---- Data entries

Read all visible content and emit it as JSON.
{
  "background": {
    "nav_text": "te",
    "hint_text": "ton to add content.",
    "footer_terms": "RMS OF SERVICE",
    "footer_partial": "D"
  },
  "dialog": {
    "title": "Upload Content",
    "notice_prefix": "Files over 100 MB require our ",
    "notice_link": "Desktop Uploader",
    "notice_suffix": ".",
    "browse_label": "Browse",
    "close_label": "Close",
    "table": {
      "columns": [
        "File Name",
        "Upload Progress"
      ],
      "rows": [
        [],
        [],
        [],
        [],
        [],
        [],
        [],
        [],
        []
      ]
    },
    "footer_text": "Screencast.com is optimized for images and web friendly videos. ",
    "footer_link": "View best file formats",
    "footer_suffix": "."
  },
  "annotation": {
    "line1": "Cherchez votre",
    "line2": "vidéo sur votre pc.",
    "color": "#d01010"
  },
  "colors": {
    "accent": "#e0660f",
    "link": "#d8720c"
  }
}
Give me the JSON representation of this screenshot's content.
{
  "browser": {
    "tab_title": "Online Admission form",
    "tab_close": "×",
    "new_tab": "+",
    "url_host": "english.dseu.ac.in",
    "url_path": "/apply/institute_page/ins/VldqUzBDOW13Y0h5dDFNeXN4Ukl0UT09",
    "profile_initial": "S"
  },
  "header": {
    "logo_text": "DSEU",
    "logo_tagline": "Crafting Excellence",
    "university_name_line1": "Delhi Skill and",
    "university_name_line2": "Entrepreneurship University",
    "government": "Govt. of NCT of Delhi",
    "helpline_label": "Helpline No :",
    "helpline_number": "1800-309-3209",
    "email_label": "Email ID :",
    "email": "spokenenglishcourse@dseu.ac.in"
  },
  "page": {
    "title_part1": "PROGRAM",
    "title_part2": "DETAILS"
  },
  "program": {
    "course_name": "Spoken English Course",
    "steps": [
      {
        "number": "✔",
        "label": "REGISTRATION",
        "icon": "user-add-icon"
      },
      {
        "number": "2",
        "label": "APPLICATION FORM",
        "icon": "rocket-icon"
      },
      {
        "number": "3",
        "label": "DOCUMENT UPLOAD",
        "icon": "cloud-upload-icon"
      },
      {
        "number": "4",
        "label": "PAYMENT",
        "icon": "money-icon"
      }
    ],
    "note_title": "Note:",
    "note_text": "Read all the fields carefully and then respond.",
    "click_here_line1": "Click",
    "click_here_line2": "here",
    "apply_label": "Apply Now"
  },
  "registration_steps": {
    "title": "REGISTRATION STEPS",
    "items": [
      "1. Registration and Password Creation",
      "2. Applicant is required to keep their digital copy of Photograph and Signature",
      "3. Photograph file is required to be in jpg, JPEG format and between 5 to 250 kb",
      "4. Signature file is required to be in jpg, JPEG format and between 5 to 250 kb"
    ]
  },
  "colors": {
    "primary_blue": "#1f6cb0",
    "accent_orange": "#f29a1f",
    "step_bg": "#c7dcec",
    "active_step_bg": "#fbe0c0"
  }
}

--------

Recopy all the lines exactly as they appear.

Read all visible content and emit it as JSON.
{
  "background": {
    "nav_text": "te",
    "hint_text": "ton to add content.",
    "footer_terms": "RMS OF SERVICE",
    "footer_partial": "D"
  },
  "dialog": {
    "title": "Upload Content",
    "notice_prefix": "Files over 100 MB require our ",
    "notice_link": "Desktop Uploader",
    "notice_suffix": ".",
    "browse_label": "Browse",
    "close_label": "Close",
    "table": {
      "columns": [
        "File Name",
        "Upload Progress"
      ],
      "rows": [
        [],
        [],
        [],
        [],
        [],
        [],
        [],
        [],
        []
      ]
    },
    "footer_text": "Screencast.com is optimized for images and web friendly videos. ",
    "footer_link": "View best file formats",
    "footer_suffix": "."
  },
  "annotation": {
    "line1": "Cherchez votre",
    "line2": "vidéo sur votre pc.",
    "color": "#d01010"
  },
  "colors": {
    "accent": "#e0660f",
    "link": "#d8720c"
  }
}
Give me the JSON representation of this screenshot's content.
{
  "browser": {
    "tab_title": "Online Admission form",
    "tab_close": "×",
    "new_tab": "+",
    "url_host": "english.dseu.ac.in",
    "url_path": "/apply/institute_page/ins/VldqUzBDOW13Y0h5dDFNeXN4Ukl0UT09",
    "profile_initial": "S"
  },
  "header": {
    "logo_text": "DSEU",
    "logo_tagline": "Crafting Excellence",
    "university_name_line1": "Delhi Skill and",
    "university_name_line2": "Entrepreneurship University",
    "government": "Govt. of NCT of Delhi",
    "helpline_label": "Helpline No :",
    "helpline_number": "1800-309-3209",
    "email_label": "Email ID :",
    "email": "spokenenglishcourse@dseu.ac.in"
  },
  "page": {
    "title_part1": "PROGRAM",
    "title_part2": "DETAILS"
  },
  "program": {
    "course_name": "Spoken English Course",
    "steps": [
      {
        "number": "✔",
        "label": "REGISTRATION",
        "icon": "user-add-icon"
      },
      {
        "number": "2",
        "label": "APPLICATION FORM",
        "icon": "rocket-icon"
      },
      {
        "number": "3",
        "label": "DOCUMENT UPLOAD",
        "icon": "cloud-upload-icon"
      },
      {
        "number": "4",
        "label": "PAYMENT",
        "icon": "money-icon"
      }
    ],
    "note_title": "Note:",
    "note_text": "Read all the fields carefully and then respond.",
    "click_here_line1": "Click",
    "click_here_line2": "here",
    "apply_label": "Apply Now"
  },
  "registration_steps": {
    "title": "REGISTRATION STEPS",
    "items": [
      "1. Registration and Password Creation",
      "2. Applicant is required to keep their digital copy of Photograph and Signature",
      "3. Photograph file is required to be in jpg, JPEG format and between 5 to 250 kb",
      "4. Signature file is required to be in jpg, JPEG format and between 5 to 250 kb"
    ]
  },
  "colors": {
    "primary_blue": "#1f6cb0",
    "accent_orange": "#f29a1f",
    "step_bg": "#c7dcec",
    "active_step_bg": "#fbe0c0"
  }
}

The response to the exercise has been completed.